## Goal
Below are the records; locate each line with the word "NACIMIENTO" and copy it.

Raw records:
[start]
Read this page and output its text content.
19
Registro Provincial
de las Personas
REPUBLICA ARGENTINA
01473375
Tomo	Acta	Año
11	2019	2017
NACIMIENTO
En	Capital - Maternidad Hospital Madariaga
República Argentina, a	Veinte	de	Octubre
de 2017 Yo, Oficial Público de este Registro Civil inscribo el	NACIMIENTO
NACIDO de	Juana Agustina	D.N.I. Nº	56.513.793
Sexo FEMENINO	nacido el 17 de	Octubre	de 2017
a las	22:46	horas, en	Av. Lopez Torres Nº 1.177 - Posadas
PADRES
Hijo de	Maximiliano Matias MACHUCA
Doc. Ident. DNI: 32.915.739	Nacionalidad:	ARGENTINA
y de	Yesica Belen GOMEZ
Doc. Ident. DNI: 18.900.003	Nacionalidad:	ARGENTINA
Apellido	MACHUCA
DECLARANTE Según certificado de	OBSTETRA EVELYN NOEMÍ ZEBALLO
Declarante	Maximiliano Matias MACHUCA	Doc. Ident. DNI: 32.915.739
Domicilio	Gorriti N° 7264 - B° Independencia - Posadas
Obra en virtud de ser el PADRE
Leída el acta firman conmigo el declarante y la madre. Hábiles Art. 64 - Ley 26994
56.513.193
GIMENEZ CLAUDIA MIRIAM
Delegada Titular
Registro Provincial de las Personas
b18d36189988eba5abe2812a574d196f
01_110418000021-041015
[end]
## Task answer
NACIMIENTO
de 2017 Yo, Oficial Público de este Registro Civil inscribo el	NACIMIENTO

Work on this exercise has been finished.